#### Prompt:
Scan the material and copy every line in which "name" appears.

[Records contained in a dataset]
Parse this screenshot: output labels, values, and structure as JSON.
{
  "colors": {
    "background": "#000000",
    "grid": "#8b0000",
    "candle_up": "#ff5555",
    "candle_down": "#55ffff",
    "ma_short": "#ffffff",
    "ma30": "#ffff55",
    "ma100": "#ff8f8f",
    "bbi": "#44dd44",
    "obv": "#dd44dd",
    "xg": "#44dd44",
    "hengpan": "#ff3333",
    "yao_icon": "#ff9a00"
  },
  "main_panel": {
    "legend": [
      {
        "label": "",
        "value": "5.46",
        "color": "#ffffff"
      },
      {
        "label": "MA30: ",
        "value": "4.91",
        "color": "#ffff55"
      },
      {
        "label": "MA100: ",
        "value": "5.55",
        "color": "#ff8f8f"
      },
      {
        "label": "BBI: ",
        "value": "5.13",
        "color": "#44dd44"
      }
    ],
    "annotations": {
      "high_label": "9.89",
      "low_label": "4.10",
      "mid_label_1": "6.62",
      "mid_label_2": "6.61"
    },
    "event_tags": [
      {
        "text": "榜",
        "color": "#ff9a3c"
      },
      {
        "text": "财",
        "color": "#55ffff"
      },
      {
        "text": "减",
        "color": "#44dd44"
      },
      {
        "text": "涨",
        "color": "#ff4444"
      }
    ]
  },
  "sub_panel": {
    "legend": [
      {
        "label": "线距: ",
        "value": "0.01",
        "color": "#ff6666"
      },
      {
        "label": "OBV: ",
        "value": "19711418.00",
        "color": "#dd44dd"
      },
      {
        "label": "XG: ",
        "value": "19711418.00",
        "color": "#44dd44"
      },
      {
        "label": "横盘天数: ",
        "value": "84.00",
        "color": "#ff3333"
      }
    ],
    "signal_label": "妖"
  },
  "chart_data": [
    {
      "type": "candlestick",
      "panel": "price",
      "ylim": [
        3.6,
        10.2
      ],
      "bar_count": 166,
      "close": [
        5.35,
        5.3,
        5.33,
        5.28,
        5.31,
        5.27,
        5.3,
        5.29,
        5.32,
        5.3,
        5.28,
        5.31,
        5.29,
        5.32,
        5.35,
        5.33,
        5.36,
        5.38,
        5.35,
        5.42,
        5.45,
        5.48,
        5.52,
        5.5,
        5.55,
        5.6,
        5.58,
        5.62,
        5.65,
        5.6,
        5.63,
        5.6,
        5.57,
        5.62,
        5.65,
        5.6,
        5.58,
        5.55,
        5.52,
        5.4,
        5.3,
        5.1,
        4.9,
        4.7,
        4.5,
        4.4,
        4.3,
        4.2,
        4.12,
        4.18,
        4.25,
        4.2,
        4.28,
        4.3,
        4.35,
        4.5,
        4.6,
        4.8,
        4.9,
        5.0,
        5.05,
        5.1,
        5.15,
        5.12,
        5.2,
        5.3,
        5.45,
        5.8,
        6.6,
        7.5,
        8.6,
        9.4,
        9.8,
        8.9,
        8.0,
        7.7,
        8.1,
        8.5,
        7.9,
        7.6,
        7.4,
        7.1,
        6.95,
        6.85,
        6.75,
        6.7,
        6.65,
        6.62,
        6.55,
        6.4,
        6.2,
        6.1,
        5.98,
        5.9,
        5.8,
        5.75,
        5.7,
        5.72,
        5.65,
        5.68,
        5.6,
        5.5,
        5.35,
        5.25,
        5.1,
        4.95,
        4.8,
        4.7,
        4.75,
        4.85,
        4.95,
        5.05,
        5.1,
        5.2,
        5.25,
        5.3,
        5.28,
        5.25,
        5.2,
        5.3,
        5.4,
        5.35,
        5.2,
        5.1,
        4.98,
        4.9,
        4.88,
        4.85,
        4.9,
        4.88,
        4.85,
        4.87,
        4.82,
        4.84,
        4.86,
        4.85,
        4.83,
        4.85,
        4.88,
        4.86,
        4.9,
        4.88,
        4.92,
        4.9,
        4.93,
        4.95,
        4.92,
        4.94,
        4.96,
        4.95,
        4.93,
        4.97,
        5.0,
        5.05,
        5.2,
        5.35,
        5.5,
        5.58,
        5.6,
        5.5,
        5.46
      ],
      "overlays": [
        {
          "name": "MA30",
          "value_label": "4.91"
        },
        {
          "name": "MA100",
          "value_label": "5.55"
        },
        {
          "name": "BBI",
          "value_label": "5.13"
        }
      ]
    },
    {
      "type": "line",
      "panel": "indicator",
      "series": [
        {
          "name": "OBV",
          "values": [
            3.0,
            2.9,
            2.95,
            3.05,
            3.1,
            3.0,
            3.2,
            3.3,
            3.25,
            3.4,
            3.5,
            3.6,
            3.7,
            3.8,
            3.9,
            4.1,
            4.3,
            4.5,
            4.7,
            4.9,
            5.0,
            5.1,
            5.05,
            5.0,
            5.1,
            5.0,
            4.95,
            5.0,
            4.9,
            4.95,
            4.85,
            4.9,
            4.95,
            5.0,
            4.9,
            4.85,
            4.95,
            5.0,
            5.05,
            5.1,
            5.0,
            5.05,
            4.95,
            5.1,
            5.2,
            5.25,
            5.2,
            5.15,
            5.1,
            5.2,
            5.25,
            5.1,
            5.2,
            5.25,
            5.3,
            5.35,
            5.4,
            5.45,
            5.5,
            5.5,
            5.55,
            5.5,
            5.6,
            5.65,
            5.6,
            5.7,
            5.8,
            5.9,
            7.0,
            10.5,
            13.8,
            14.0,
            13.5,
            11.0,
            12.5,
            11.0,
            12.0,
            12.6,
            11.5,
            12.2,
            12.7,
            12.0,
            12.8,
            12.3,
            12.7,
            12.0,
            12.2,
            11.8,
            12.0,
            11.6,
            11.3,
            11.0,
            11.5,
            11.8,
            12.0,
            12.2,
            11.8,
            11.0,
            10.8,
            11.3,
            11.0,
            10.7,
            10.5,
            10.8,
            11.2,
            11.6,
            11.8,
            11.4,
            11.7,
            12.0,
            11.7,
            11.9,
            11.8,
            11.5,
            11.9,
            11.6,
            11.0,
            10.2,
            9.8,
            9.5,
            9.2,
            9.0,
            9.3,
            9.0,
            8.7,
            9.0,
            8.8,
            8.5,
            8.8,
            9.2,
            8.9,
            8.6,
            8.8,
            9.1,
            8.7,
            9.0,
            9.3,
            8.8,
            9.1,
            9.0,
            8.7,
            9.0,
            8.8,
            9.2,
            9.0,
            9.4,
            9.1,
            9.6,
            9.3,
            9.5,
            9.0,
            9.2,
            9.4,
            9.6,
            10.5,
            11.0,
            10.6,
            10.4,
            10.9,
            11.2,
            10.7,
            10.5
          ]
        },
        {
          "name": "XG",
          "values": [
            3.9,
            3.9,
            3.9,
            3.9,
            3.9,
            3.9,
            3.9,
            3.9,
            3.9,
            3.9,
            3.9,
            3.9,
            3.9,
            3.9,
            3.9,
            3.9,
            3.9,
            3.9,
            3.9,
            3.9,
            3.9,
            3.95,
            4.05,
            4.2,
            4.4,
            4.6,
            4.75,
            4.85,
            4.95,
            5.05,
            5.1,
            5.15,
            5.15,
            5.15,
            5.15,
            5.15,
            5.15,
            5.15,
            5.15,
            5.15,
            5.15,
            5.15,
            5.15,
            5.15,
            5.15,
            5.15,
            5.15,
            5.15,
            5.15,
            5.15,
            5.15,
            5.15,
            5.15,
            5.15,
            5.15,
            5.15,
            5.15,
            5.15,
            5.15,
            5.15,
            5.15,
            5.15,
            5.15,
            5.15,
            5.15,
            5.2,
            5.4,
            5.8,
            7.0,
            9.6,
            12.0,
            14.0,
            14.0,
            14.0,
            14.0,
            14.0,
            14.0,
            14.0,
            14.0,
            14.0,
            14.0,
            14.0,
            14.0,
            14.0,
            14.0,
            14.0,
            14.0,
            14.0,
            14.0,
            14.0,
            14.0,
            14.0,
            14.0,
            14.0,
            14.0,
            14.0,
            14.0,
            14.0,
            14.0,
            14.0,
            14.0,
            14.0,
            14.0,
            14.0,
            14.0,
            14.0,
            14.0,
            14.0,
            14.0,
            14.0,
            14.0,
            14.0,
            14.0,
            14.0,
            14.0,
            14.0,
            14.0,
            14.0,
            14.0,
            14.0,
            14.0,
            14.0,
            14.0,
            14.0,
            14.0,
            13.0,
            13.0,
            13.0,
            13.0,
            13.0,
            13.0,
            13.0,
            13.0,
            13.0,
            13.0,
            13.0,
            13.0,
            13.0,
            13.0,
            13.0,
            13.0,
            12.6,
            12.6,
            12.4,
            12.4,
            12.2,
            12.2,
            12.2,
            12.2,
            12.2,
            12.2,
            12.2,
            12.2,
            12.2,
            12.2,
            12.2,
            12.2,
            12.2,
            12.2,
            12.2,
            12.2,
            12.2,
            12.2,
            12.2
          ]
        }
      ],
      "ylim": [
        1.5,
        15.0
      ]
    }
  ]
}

#### Full response:
          "name": "MA30",
          "name": "MA100",
          "name": "BBI",
          "name": "OBV",
          "name": "XG",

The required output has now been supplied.